Written problem: Look through the lines below and state how many hold the word "ylabel". Write only the number.

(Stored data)
• • • • •

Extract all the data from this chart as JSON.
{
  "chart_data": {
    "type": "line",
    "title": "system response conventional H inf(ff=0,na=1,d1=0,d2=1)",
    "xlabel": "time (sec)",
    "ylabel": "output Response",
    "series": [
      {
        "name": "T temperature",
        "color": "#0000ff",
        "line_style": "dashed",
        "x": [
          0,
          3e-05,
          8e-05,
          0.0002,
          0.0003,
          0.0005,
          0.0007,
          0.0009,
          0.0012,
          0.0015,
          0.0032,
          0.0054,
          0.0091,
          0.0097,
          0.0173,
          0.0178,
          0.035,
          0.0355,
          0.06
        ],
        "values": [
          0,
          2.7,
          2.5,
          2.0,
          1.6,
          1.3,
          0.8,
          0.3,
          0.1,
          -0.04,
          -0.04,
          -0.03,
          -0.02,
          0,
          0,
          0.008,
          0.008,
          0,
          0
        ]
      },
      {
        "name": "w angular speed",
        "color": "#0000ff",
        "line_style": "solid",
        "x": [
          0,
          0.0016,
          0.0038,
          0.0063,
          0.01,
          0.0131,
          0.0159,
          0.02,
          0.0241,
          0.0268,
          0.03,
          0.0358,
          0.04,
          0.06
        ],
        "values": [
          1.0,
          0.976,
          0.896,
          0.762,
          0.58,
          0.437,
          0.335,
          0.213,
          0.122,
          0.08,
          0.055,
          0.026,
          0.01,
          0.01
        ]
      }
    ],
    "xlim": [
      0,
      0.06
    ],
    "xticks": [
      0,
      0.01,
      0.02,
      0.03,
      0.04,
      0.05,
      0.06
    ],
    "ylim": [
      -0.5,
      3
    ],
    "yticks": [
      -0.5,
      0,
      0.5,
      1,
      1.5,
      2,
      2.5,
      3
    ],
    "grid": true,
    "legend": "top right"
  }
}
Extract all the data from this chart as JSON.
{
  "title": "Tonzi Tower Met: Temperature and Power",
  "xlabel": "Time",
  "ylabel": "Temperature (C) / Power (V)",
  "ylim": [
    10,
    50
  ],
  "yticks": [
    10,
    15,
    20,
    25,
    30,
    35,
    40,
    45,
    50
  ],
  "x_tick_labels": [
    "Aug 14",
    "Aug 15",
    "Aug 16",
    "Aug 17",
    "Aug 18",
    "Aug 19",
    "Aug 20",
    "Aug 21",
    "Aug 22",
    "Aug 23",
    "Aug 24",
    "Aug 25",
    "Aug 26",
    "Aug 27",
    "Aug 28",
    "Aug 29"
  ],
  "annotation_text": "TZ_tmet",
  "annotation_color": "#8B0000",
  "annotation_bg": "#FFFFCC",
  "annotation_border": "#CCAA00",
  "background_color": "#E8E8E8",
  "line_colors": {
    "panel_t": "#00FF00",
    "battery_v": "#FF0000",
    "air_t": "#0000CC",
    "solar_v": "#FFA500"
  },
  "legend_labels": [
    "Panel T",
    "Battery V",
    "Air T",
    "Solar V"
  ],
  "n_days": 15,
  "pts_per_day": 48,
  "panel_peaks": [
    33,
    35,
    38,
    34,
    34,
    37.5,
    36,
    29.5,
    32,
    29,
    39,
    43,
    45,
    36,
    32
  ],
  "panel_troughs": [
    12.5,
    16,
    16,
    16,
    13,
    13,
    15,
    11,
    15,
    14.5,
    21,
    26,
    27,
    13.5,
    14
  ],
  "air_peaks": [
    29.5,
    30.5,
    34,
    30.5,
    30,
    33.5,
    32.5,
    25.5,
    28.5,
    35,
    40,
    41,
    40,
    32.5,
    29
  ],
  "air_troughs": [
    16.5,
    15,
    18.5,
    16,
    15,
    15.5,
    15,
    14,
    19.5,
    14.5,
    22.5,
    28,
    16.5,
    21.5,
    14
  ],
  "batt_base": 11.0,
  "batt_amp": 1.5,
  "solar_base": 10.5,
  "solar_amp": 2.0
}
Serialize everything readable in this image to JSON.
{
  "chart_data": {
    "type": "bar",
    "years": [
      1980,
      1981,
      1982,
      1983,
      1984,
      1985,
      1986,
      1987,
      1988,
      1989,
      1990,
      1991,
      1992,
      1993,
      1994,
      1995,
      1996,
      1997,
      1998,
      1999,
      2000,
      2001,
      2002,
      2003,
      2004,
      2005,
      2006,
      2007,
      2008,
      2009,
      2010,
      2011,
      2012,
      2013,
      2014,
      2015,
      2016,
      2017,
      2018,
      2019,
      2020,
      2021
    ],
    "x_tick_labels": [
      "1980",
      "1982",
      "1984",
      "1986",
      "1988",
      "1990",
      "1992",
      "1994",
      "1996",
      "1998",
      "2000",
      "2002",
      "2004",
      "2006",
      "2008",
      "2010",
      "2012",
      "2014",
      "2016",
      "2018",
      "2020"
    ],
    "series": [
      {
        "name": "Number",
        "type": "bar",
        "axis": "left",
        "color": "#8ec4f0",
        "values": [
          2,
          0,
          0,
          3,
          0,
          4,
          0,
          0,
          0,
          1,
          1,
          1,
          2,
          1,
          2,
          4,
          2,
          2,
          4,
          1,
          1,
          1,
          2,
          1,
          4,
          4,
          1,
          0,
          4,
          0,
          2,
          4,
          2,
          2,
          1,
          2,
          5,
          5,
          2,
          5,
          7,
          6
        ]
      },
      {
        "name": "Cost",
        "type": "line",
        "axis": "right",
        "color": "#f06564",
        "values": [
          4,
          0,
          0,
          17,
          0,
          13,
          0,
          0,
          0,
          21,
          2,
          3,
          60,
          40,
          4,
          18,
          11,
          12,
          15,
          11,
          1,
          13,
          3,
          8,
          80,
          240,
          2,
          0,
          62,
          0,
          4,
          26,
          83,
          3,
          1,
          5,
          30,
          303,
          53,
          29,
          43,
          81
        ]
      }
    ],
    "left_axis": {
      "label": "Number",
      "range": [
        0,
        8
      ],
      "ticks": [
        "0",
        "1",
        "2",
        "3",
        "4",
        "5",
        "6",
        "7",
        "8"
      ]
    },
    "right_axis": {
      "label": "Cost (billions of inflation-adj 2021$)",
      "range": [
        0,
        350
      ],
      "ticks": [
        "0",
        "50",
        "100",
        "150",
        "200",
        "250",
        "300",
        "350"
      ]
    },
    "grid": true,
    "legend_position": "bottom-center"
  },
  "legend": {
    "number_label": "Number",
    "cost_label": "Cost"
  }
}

• • • • •

Result for this exercise: 2